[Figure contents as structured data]
*-*-*

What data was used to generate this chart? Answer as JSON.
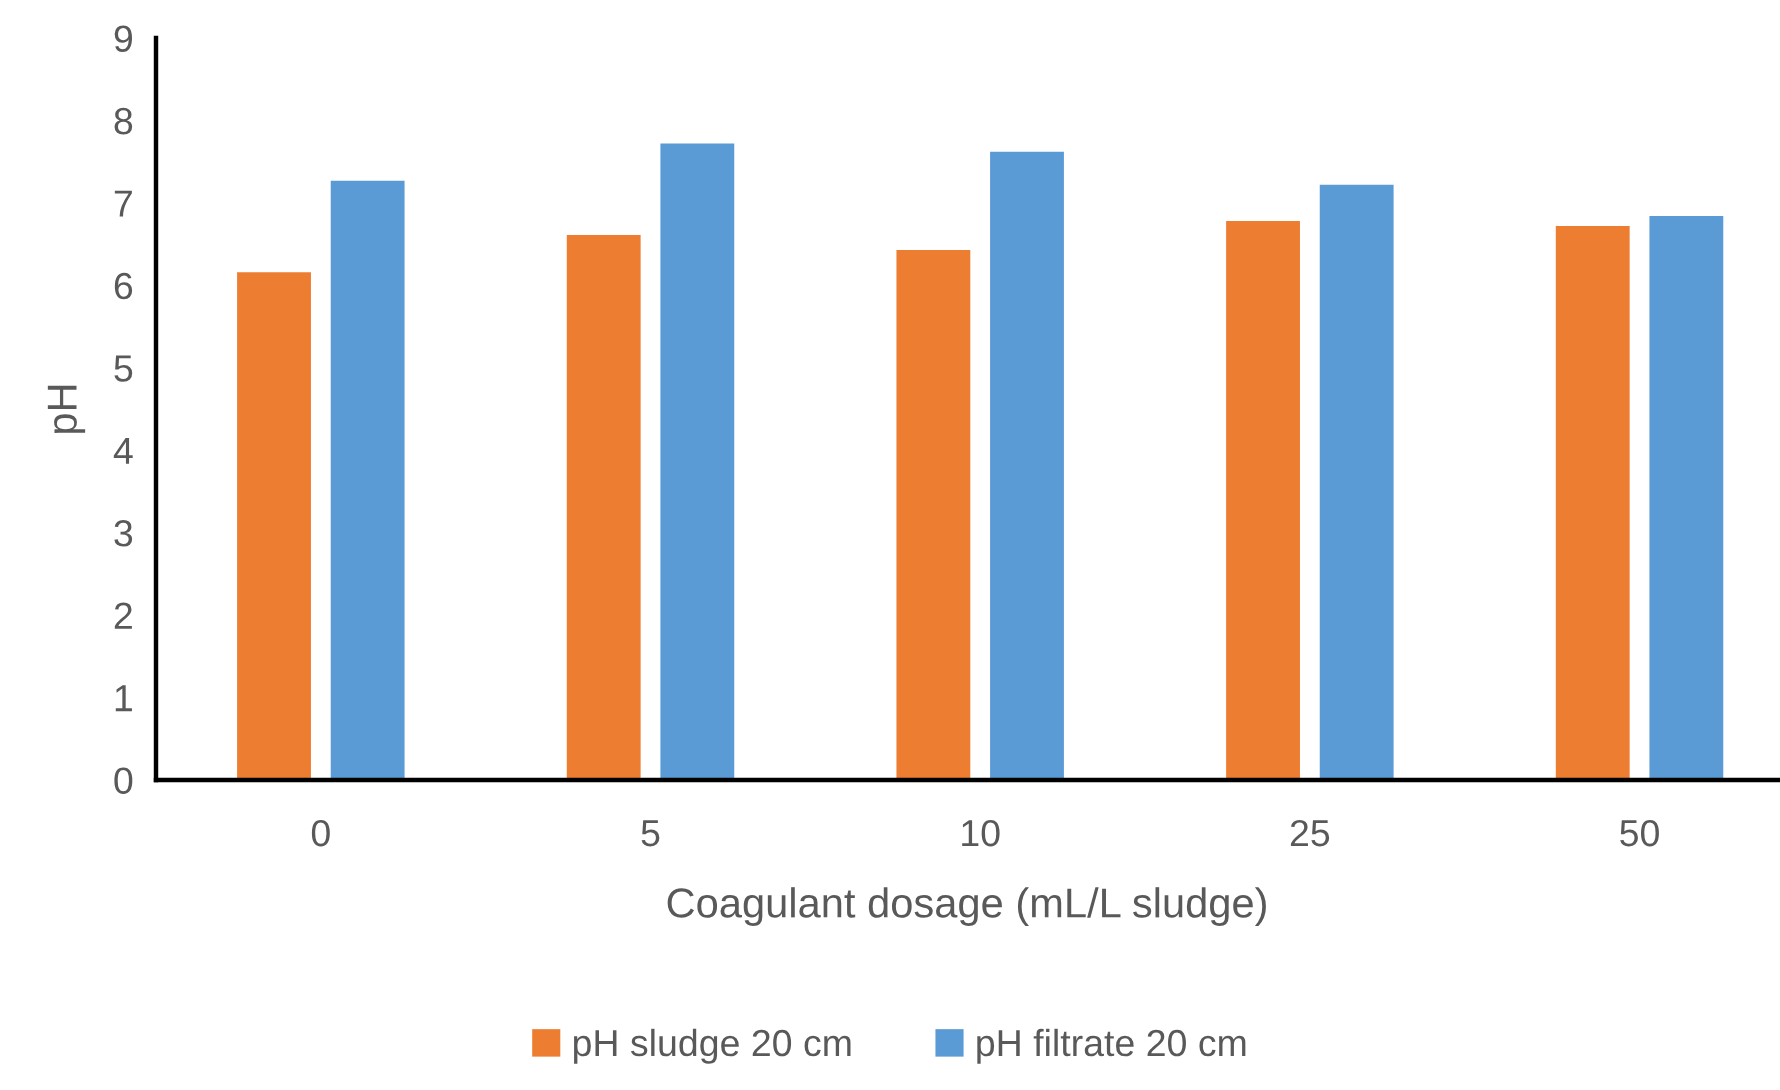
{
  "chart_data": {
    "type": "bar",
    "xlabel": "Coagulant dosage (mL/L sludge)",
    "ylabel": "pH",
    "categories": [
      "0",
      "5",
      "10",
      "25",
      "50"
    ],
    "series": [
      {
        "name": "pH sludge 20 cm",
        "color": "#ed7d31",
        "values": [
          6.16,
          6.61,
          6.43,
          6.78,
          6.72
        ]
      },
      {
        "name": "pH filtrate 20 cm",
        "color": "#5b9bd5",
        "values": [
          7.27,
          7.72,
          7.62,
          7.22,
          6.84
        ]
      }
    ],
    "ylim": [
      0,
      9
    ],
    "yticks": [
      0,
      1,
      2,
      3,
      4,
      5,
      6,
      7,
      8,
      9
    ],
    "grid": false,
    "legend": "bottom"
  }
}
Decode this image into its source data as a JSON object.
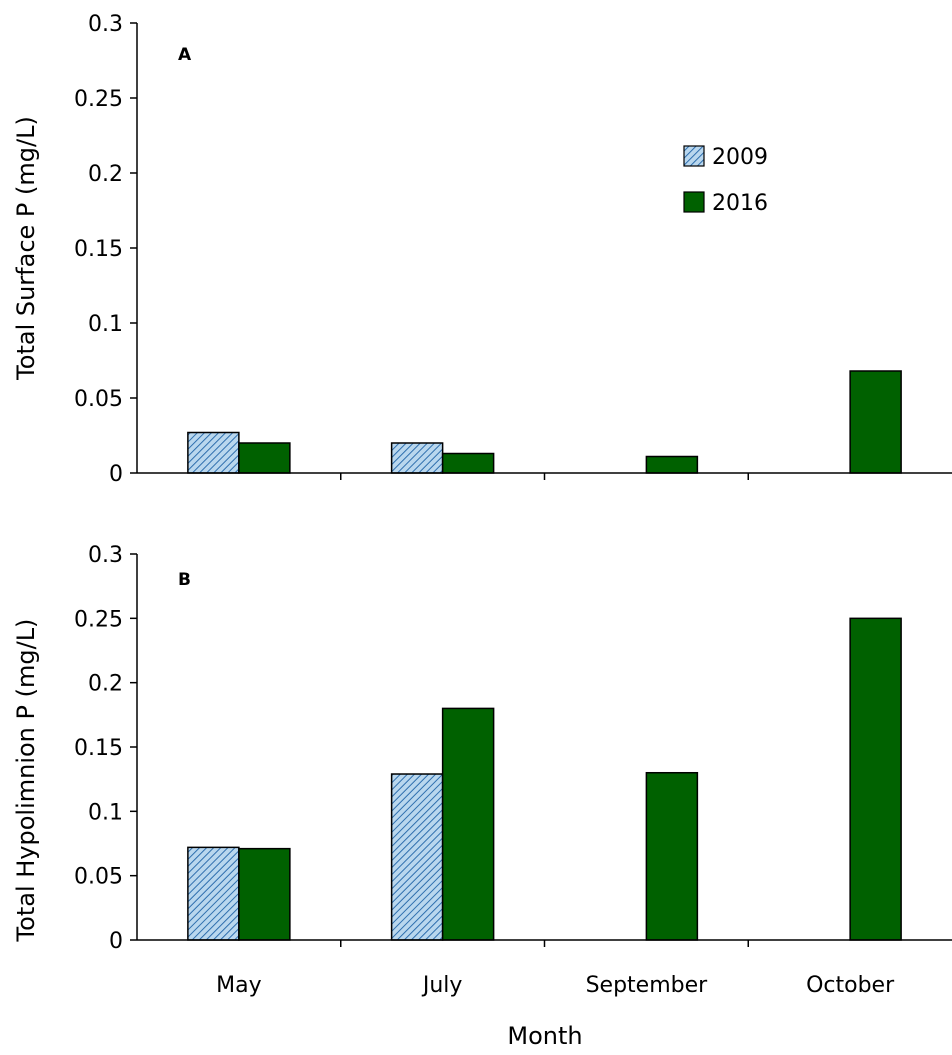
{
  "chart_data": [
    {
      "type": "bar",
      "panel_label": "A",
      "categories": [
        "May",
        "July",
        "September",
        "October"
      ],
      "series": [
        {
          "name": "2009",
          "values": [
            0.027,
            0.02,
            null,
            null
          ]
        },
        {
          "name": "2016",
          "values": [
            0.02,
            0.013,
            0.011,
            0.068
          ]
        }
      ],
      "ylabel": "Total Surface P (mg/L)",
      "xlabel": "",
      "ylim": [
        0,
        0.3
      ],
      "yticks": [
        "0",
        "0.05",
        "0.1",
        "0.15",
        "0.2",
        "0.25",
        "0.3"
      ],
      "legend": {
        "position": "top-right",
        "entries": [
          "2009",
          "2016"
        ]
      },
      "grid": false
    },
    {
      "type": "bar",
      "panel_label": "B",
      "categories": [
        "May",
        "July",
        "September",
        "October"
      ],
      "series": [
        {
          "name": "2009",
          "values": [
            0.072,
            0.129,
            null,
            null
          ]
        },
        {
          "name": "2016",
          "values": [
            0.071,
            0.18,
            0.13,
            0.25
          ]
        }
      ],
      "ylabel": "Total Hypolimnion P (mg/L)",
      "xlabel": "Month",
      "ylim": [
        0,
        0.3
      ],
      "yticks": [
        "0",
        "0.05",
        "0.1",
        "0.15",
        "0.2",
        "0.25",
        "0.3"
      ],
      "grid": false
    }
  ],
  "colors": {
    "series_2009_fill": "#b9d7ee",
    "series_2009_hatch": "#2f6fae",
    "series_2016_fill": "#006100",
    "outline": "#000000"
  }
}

*-*-*

▶ **EXERCISE INSTRUCTIONS**: Output the full set of records above without changing a word, and drop the images.

▶ **RESULT OF THIS TASK**:
What data was used to generate this chart? Answer as JSON.
{
  "chart_data": {
    "type": "bar",
    "xlabel": "Coagulant dosage (mL/L sludge)",
    "ylabel": "pH",
    "categories": [
      "0",
      "5",
      "10",
      "25",
      "50"
    ],
    "series": [
      {
        "name": "pH sludge 20 cm",
        "color": "#ed7d31",
        "values": [
          6.16,
          6.61,
          6.43,
          6.78,
          6.72
        ]
      },
      {
        "name": "pH filtrate 20 cm",
        "color": "#5b9bd5",
        "values": [
          7.27,
          7.72,
          7.62,
          7.22,
          6.84
        ]
      }
    ],
    "ylim": [
      0,
      9
    ],
    "yticks": [
      0,
      1,
      2,
      3,
      4,
      5,
      6,
      7,
      8,
      9
    ],
    "grid": false,
    "legend": "bottom"
  }
}
Decode this image into its source data as a JSON object.
{
  "chart_data": [
    {
      "type": "bar",
      "panel_label": "A",
      "categories": [
        "May",
        "July",
        "September",
        "October"
      ],
      "series": [
        {
          "name": "2009",
          "values": [
            0.027,
            0.02,
            null,
            null
          ]
        },
        {
          "name": "2016",
          "values": [
            0.02,
            0.013,
            0.011,
            0.068
          ]
        }
      ],
      "ylabel": "Total Surface P (mg/L)",
      "xlabel": "",
      "ylim": [
        0,
        0.3
      ],
      "yticks": [
        "0",
        "0.05",
        "0.1",
        "0.15",
        "0.2",
        "0.25",
        "0.3"
      ],
      "legend": {
        "position": "top-right",
        "entries": [
          "2009",
          "2016"
        ]
      },
      "grid": false
    },
    {
      "type": "bar",
      "panel_label": "B",
      "categories": [
        "May",
        "July",
        "September",
        "October"
      ],
      "series": [
        {
          "name": "2009",
          "values": [
            0.072,
            0.129,
            null,
            null
          ]
        },
        {
          "name": "2016",
          "values": [
            0.071,
            0.18,
            0.13,
            0.25
          ]
        }
      ],
      "ylabel": "Total Hypolimnion P (mg/L)",
      "xlabel": "Month",
      "ylim": [
        0,
        0.3
      ],
      "yticks": [
        "0",
        "0.05",
        "0.1",
        "0.15",
        "0.2",
        "0.25",
        "0.3"
      ],
      "grid": false
    }
  ],
  "colors": {
    "series_2009_fill": "#b9d7ee",
    "series_2009_hatch": "#2f6fae",
    "series_2016_fill": "#006100",
    "outline": "#000000"
  }
}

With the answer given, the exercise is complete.